◆ **What this task involves**: Write the count of lines that contain the word "Output" and nothing else.

◆ **Available records**:
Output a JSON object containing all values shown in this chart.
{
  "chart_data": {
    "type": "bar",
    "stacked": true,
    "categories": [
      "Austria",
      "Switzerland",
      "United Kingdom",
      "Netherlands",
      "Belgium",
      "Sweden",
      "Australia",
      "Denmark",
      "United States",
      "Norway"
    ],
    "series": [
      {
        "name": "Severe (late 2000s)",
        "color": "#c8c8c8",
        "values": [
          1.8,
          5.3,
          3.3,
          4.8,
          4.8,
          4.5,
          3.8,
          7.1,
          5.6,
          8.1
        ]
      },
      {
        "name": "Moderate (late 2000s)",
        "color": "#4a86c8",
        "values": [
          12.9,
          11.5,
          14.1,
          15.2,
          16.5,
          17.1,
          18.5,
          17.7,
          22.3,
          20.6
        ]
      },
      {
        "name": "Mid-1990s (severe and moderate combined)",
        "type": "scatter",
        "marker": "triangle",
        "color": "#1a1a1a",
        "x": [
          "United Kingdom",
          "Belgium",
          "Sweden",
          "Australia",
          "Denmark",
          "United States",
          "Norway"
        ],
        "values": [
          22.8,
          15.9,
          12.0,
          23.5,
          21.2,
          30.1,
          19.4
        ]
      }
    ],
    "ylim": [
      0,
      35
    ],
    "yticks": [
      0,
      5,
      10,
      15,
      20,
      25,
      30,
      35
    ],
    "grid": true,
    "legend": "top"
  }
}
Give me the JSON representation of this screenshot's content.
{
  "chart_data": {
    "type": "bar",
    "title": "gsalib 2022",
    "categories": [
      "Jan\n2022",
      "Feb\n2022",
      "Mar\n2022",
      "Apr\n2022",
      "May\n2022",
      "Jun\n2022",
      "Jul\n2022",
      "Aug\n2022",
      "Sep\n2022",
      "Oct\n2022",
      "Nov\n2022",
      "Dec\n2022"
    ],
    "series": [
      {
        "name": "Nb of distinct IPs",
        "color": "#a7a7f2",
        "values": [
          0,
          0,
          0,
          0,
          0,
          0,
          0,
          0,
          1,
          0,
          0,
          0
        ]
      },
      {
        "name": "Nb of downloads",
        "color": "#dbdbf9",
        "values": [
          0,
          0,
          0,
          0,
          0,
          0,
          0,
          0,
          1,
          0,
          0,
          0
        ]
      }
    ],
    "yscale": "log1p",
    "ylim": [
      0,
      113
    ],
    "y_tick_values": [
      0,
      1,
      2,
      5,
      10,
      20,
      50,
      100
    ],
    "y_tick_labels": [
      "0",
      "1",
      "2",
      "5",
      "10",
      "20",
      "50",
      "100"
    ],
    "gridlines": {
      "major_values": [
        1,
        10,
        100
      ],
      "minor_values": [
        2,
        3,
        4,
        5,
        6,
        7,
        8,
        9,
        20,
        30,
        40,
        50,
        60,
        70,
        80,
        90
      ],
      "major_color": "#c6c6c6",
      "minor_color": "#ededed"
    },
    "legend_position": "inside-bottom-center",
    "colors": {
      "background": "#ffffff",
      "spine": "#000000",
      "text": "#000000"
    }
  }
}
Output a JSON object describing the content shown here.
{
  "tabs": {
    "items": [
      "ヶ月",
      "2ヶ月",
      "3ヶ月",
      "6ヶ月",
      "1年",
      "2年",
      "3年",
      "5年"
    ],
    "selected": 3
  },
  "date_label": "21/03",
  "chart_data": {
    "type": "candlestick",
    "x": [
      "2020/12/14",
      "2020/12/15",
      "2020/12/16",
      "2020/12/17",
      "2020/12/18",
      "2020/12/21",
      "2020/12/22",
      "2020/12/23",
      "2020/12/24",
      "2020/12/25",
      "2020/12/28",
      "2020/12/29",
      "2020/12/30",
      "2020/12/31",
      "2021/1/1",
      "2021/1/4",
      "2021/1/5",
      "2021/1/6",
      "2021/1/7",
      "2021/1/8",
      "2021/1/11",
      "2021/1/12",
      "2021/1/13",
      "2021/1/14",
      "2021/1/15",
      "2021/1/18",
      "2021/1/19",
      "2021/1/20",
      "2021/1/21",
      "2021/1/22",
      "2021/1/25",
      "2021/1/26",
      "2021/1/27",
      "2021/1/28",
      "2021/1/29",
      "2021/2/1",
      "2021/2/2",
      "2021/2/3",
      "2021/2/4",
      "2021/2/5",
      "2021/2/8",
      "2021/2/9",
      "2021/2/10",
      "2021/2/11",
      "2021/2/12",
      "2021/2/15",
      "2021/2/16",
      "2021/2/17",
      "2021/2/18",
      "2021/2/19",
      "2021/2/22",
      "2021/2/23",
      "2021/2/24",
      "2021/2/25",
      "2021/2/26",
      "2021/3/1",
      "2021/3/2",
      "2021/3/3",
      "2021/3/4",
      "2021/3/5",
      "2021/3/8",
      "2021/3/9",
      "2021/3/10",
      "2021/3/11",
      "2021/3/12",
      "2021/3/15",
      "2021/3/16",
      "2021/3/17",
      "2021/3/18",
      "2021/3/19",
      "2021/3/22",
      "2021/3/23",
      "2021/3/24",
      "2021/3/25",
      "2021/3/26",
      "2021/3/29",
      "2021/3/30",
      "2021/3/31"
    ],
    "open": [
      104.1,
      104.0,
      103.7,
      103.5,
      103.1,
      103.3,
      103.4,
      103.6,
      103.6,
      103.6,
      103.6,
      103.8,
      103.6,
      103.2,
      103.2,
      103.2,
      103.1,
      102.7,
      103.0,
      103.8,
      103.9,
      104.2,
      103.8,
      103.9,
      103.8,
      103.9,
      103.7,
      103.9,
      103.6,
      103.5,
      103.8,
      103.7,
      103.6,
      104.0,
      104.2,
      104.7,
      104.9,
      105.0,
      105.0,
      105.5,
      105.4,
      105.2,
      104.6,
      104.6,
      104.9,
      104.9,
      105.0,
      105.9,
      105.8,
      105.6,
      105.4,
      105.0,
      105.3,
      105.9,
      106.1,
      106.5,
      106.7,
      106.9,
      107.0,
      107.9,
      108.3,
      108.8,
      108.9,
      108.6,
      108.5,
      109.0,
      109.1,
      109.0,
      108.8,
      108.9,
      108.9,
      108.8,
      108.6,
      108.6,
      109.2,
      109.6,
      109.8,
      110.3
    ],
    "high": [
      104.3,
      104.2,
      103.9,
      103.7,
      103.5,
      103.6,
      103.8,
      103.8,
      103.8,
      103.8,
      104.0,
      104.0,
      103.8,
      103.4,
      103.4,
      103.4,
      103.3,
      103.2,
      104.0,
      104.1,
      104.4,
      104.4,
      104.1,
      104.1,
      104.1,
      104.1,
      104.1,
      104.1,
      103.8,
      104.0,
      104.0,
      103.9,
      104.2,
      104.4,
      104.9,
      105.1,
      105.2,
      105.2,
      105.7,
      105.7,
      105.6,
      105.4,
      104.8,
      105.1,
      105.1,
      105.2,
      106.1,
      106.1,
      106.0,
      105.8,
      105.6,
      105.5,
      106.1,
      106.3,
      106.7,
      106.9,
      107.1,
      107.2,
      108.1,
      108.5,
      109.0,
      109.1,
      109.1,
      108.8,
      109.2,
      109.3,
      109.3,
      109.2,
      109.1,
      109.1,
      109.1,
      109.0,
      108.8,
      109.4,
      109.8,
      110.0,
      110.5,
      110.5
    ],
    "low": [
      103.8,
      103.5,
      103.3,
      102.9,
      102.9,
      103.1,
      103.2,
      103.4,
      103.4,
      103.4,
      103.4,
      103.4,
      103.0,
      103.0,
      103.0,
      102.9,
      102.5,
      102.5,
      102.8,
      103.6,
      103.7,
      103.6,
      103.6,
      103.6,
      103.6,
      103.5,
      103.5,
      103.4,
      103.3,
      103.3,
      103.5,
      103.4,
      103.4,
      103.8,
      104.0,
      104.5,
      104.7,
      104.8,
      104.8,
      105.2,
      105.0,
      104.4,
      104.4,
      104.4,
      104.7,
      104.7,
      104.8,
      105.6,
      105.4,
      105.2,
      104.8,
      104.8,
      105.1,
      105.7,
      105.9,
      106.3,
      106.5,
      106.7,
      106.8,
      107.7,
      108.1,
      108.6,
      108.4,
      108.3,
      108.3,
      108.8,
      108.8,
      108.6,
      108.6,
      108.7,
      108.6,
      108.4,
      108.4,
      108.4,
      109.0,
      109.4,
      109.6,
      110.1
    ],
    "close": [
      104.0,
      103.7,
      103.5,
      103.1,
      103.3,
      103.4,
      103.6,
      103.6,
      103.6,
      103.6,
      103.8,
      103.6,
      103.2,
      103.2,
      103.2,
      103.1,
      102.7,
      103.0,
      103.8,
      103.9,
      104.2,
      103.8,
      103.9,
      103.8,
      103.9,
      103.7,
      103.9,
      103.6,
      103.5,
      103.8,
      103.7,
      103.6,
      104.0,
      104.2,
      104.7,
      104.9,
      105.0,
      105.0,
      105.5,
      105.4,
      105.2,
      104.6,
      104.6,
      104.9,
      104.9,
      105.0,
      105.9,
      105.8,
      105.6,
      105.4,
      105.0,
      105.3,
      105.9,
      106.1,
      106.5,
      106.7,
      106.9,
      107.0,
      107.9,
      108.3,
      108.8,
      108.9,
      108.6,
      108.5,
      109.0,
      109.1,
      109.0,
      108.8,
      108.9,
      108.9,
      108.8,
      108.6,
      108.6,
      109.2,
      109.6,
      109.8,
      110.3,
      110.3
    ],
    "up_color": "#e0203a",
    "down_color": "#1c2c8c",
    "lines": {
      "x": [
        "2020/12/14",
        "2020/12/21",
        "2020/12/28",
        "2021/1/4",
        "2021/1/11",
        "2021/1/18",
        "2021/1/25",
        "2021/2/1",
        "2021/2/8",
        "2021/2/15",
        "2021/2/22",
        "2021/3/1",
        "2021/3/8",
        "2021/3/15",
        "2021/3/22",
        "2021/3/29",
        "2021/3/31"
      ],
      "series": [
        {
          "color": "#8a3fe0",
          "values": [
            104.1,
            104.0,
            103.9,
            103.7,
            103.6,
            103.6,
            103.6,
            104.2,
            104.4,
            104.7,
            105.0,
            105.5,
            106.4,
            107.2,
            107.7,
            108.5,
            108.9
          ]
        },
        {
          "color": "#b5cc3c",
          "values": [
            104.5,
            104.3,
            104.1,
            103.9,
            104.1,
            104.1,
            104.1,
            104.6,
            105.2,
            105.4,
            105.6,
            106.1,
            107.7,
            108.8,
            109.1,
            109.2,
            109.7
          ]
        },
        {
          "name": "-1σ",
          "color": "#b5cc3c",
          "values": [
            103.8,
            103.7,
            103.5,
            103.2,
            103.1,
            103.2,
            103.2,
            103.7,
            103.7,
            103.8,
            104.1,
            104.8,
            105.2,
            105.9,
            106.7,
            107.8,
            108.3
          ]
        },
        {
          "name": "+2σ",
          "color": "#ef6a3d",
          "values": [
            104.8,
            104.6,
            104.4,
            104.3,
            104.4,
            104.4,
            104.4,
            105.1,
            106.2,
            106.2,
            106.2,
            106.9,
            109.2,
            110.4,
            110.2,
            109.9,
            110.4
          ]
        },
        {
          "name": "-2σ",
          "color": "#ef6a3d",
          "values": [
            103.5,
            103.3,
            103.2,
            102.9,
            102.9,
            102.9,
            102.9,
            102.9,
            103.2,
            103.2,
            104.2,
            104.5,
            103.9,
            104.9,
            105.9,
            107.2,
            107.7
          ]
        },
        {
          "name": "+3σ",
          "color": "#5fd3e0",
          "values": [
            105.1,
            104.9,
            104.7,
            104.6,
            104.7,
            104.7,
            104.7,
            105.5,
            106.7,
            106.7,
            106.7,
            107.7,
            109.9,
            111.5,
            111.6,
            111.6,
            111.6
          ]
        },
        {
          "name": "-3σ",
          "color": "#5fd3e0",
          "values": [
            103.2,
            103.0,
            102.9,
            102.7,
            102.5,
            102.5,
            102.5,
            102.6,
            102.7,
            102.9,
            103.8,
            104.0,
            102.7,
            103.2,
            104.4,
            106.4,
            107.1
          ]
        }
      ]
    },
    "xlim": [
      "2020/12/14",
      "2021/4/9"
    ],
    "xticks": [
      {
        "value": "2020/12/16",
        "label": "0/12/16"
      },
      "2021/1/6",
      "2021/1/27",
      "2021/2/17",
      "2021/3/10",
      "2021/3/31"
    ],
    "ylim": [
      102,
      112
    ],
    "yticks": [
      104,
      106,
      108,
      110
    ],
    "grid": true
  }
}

◆ **Completed task**: 2